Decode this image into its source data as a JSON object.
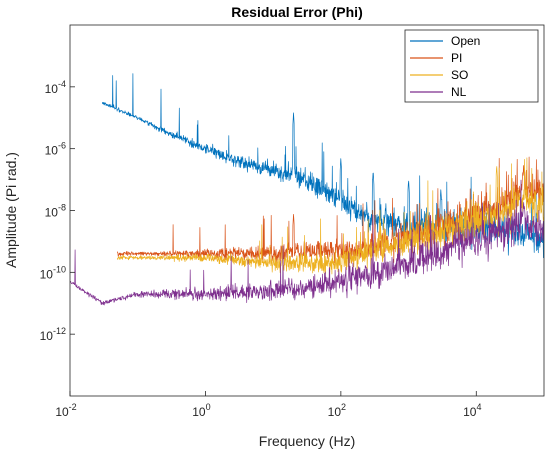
{
  "chart_data": {
    "type": "line",
    "title": "Residual Error (Phi)",
    "xlabel": "Frequency (Hz)",
    "ylabel": "Amplitude (Pi rad.)",
    "x_scale": "log",
    "y_scale": "log",
    "xlim": [
      0.01,
      100000
    ],
    "ylim": [
      1e-14,
      0.01
    ],
    "x_ticks": [
      {
        "value": 0.01,
        "base": "10",
        "exp": "-2"
      },
      {
        "value": 1,
        "base": "10",
        "exp": "0"
      },
      {
        "value": 100,
        "base": "10",
        "exp": "2"
      },
      {
        "value": 10000,
        "base": "10",
        "exp": "4"
      }
    ],
    "y_ticks": [
      {
        "value": 1e-12,
        "base": "10",
        "exp": "-12"
      },
      {
        "value": 1e-10,
        "base": "10",
        "exp": "-10"
      },
      {
        "value": 1e-08,
        "base": "10",
        "exp": "-8"
      },
      {
        "value": 1e-06,
        "base": "10",
        "exp": "-6"
      },
      {
        "value": 0.0001,
        "base": "10",
        "exp": "-4"
      }
    ],
    "grid": false,
    "legend_position": "top-right",
    "series": [
      {
        "name": "Open",
        "color": "#0072BD",
        "x_range": [
          0.03,
          100000
        ],
        "points": [
          [
            0.03,
            3e-05
          ],
          [
            0.1,
            1e-05
          ],
          [
            0.3,
            3e-06
          ],
          [
            1,
            1e-06
          ],
          [
            3,
            4e-07
          ],
          [
            10,
            2e-07
          ],
          [
            20,
            1.5e-07
          ],
          [
            30,
            1e-07
          ],
          [
            100,
            2e-08
          ],
          [
            300,
            5e-09
          ],
          [
            1000,
            3e-09
          ],
          [
            10000,
            3e-09
          ],
          [
            50000,
            2e-09
          ],
          [
            100000,
            1e-09
          ]
        ],
        "peaks": [
          [
            20,
            1.5e-05
          ],
          [
            100,
            5e-07
          ],
          [
            300,
            2e-07
          ],
          [
            1000,
            1e-07
          ],
          [
            3000,
            5e-08
          ]
        ]
      },
      {
        "name": "PI",
        "color": "#D95319",
        "x_range": [
          0.05,
          100000
        ],
        "points": [
          [
            0.05,
            4e-10
          ],
          [
            0.3,
            4e-10
          ],
          [
            1,
            4e-10
          ],
          [
            10,
            4e-10
          ],
          [
            30,
            5e-10
          ],
          [
            100,
            5e-10
          ],
          [
            300,
            6e-10
          ],
          [
            1000,
            1.5e-09
          ],
          [
            3000,
            3e-09
          ],
          [
            10000,
            7e-09
          ],
          [
            30000,
            2e-08
          ],
          [
            50000,
            5e-08
          ],
          [
            100000,
            3e-08
          ]
        ],
        "peaks": [
          [
            20,
            8e-09
          ],
          [
            50000,
            3e-07
          ]
        ]
      },
      {
        "name": "SO",
        "color": "#EDB120",
        "x_range": [
          0.05,
          100000
        ],
        "points": [
          [
            0.05,
            3e-10
          ],
          [
            0.3,
            3e-10
          ],
          [
            1,
            3e-10
          ],
          [
            10,
            2e-10
          ],
          [
            30,
            2e-10
          ],
          [
            100,
            2e-10
          ],
          [
            300,
            5e-10
          ],
          [
            1000,
            1e-09
          ],
          [
            3000,
            2e-09
          ],
          [
            10000,
            4e-09
          ],
          [
            30000,
            1e-08
          ],
          [
            50000,
            3e-08
          ],
          [
            100000,
            1e-08
          ]
        ],
        "peaks": [
          [
            300,
            1e-09
          ],
          [
            20000,
            3e-07
          ]
        ]
      },
      {
        "name": "NL",
        "color": "#7E2F8E",
        "x_range": [
          0.01,
          100000
        ],
        "points": [
          [
            0.01,
            5e-11
          ],
          [
            0.03,
            1e-11
          ],
          [
            0.1,
            2e-11
          ],
          [
            1,
            2e-11
          ],
          [
            10,
            2.5e-11
          ],
          [
            30,
            3e-11
          ],
          [
            100,
            5e-11
          ],
          [
            300,
            1e-10
          ],
          [
            1000,
            2e-10
          ],
          [
            3000,
            5e-10
          ],
          [
            10000,
            1e-09
          ],
          [
            30000,
            3e-09
          ],
          [
            50000,
            5e-09
          ],
          [
            100000,
            2e-09
          ]
        ],
        "peaks": [
          [
            50000,
            2e-08
          ]
        ]
      }
    ]
  }
}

● **WORK INSTRUCTIONS**:
How many lines of the data hold the string "value"? Reply with the number alone.

● **FULL OUTPUT**:
9